Problem set
**1)** In the trade-aggression study, write out the part starting with "If the new atom’s" and going on through "considered for LOCK.", changing "residual test" to "uniqueness test".
**2)** Copy every line of the listing that contains the string "marker", matching case exactly.

Passage provided

Locking the first three raw atoms settled the seed list: raw_trade_ofi, raw_microprice_dev, raw_ofi_l1. The question this pass asks is whether the trade event can be split into better raw trade sensors than signed size alone.
The question
Can trade events be decomposed into raw trade-aggression atoms that carry information not already captured by raw_trade_ofi?
Hypothesis
raw_trade_ofi is the strongest known raw atom, but it might mix several forms of aggression into one signed-size number. A trade that consumes a large share of the visible queue, trades through the touch, or sweeps multiple book levels could carry information the signed size alone doesn’t.
What’s being tested
Four new candidate atoms, all signed:
| atom | what it measures |
|---|---|
raw_trade_size_norm_l1 | signed trade size ÷ opposite top queue size |
raw_trade_through_ticks | signed ticks of price penetration through the previous best bid/ask |
raw_trade_sweep_depth | signed count of previous book levels the trade crossed |
raw_trade_consumed_l1_frac | capped signed fraction of the opposite top queue the trade consumed |
Controls (the existing locked set):
raw_trade_ofi
raw_microprice_dev
raw_ofi_l1
raw_near_minus_deep_ofi
Sample contract
| field | value |
|---|---|
| Instrument id | 42001149 |
| Tick size | 0.25 |
| Files | First 10 sorted DBN files from Z:\MBP-10-NEW\data |
| Sample | 1,000,000 events across 10 day buckets |
| Horizons | h = 1..200 events |
What separates a LOCK from a DROP here
For this study, the decisive bar is uniqueness against raw_trade_ofi.
If the new atom’s residual rank IC after controlling for the existing locked set is near zero, then it isn’t a new sensor — it’s a different encoding of the same trade-flow axis. Only an atom that survives the residual test gets considered for LOCK.

Exercise data
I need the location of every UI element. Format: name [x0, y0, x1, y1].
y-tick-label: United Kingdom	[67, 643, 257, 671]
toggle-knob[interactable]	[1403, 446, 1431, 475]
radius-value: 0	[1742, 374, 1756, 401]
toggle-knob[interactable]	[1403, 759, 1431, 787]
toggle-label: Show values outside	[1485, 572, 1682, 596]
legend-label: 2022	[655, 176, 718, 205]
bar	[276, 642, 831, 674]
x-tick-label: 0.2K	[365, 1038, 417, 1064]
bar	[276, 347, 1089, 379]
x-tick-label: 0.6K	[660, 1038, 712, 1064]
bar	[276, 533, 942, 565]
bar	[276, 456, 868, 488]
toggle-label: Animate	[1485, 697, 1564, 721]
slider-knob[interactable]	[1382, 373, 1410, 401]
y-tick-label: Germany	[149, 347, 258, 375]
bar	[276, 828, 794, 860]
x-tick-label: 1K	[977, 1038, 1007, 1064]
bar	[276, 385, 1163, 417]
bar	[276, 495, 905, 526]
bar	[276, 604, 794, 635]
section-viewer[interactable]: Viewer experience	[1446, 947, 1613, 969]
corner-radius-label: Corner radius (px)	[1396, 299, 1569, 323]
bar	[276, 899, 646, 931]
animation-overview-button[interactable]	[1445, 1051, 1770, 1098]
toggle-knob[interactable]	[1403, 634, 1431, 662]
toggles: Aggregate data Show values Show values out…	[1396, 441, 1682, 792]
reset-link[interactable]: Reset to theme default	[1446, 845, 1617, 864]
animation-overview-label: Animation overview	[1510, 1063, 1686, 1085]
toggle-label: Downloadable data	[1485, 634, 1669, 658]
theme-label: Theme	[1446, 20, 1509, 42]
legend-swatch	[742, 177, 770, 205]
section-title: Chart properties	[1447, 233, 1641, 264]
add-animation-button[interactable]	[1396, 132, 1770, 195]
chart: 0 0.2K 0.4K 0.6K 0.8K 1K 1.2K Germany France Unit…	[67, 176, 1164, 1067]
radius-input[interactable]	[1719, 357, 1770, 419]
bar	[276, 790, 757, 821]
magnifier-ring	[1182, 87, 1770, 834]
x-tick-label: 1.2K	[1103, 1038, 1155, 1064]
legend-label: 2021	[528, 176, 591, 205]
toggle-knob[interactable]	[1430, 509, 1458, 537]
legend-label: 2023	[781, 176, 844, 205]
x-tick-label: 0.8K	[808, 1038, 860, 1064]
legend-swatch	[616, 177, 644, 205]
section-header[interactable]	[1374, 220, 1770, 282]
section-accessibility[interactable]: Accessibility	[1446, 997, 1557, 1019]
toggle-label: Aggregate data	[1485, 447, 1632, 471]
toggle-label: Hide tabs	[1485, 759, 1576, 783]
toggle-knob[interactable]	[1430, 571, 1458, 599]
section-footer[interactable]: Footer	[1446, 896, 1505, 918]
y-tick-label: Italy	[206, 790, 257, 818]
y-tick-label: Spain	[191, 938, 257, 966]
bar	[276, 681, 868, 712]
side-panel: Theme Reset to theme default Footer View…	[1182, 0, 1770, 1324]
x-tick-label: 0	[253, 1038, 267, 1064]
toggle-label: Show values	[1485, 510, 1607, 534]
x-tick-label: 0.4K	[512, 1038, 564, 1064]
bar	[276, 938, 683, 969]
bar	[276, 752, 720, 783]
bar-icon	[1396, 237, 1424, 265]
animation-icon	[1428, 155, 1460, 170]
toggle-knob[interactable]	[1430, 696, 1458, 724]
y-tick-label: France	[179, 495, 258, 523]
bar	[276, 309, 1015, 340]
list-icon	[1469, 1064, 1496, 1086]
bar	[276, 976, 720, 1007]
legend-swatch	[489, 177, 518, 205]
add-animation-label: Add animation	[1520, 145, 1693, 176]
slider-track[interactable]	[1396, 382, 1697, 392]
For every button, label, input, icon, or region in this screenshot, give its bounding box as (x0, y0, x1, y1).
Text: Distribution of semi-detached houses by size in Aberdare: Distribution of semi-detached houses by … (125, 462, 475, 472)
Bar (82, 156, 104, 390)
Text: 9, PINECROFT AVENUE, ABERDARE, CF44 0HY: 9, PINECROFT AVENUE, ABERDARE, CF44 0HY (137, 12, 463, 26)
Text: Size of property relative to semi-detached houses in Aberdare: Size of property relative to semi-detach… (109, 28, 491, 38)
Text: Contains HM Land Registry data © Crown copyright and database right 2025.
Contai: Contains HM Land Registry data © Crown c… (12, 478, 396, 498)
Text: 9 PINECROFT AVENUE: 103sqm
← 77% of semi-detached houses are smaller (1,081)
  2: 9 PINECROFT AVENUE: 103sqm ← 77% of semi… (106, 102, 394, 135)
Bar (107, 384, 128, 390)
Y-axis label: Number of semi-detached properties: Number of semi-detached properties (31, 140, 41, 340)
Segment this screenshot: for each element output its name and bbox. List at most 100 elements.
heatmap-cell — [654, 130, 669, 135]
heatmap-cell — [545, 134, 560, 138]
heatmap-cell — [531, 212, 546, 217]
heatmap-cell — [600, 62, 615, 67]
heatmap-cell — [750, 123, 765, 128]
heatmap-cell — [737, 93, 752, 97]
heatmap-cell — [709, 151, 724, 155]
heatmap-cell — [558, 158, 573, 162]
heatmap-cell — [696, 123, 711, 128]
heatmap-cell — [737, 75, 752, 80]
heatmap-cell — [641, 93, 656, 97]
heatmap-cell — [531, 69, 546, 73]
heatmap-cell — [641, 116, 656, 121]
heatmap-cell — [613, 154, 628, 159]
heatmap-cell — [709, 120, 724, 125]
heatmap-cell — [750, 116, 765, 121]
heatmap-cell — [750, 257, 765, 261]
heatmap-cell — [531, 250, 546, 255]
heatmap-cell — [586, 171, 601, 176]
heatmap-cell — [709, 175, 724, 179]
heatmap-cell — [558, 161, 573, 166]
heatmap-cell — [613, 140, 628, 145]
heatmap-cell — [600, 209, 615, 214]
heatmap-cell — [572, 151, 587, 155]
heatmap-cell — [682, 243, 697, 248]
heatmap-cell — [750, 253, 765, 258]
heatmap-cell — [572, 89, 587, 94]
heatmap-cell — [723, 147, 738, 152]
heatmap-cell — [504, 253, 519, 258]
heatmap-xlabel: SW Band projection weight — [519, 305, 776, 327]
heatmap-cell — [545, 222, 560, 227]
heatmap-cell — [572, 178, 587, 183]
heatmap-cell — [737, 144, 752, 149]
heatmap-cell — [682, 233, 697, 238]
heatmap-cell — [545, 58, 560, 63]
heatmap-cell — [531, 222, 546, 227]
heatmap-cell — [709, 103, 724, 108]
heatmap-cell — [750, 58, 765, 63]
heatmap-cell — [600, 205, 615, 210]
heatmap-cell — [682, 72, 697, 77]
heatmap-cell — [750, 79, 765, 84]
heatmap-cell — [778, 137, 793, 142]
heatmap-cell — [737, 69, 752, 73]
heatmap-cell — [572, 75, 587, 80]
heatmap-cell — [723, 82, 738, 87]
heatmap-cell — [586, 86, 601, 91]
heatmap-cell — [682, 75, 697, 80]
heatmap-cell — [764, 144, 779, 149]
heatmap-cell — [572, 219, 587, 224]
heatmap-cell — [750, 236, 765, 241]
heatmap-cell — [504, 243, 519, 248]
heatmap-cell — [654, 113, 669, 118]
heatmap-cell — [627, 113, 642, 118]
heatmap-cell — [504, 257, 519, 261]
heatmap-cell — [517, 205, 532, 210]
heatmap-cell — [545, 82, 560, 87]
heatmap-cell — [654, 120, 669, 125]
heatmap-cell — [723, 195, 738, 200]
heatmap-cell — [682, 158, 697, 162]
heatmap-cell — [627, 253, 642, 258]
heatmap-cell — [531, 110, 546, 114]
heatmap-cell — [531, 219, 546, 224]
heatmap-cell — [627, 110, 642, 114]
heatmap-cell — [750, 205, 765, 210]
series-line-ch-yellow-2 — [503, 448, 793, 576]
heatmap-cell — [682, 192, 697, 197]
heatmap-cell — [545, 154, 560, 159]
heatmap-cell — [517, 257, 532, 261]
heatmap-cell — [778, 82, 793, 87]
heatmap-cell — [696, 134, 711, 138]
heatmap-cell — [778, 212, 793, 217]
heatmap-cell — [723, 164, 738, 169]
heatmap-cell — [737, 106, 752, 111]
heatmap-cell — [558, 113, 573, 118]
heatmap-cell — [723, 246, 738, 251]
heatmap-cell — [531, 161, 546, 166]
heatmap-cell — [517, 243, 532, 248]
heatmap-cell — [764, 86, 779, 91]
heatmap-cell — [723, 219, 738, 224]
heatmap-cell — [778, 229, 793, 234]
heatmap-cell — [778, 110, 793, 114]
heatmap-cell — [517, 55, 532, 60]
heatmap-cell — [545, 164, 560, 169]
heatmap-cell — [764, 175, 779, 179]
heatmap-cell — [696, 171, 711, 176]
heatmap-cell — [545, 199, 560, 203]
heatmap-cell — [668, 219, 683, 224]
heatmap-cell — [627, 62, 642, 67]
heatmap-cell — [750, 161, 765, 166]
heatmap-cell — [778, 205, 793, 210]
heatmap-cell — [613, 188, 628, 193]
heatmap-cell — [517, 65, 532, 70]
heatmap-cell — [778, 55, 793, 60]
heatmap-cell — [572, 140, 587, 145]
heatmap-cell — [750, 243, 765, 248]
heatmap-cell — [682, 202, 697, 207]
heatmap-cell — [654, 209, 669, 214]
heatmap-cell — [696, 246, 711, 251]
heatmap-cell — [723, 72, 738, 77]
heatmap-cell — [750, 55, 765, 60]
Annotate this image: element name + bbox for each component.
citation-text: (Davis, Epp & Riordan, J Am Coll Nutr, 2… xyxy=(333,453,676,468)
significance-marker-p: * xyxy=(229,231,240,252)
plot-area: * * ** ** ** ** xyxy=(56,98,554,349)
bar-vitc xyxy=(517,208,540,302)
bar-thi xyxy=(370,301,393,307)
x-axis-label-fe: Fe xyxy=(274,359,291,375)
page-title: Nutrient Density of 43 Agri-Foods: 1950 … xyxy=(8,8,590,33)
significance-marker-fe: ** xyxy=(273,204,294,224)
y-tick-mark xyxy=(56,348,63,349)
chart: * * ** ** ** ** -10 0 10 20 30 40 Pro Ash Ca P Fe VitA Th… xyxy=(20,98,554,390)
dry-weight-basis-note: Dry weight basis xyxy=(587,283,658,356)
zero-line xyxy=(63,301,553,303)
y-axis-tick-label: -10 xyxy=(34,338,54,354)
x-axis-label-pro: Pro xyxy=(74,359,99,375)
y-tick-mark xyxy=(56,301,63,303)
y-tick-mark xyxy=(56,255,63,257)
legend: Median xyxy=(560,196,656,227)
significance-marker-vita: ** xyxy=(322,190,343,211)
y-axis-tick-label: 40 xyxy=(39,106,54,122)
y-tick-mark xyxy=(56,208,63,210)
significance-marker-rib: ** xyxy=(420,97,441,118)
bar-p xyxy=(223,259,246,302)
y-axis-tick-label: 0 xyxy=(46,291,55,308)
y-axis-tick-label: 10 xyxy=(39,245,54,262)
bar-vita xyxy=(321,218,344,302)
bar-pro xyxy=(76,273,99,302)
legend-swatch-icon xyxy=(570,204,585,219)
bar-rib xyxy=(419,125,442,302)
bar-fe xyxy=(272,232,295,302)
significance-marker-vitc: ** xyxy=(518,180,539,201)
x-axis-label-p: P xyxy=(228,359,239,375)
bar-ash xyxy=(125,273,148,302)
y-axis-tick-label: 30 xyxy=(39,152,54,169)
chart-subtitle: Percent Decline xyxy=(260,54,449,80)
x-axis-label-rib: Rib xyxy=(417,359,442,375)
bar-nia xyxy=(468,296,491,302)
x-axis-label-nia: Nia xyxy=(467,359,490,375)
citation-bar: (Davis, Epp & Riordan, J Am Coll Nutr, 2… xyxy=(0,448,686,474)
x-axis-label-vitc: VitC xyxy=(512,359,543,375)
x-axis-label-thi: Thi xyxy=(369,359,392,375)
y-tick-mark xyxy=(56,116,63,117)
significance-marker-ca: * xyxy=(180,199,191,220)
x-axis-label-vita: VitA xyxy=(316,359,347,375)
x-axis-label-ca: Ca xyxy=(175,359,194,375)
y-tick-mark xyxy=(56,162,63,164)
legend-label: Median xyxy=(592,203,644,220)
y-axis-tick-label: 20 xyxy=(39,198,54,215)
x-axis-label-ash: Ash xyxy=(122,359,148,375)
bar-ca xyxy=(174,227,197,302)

Task-by-task outputs
**1)**
If the new atom’s residual rank IC after controlling for the existing locked set is near zero, then it isn’t a new sensor — it’s a different encoding of the same trade-flow axis. Only an atom that survives the uniqueness test gets considered for LOCK.

**2)**
significance-marker-p: * xyxy=(229,231,240,252)
significance-marker-fe: ** xyxy=(273,204,294,224)
significance-marker-vita: ** xyxy=(322,190,343,211)
significance-marker-rib: ** xyxy=(420,97,441,118)
significance-marker-vitc: ** xyxy=(518,180,539,201)
significance-marker-ca: * xyxy=(180,199,191,220)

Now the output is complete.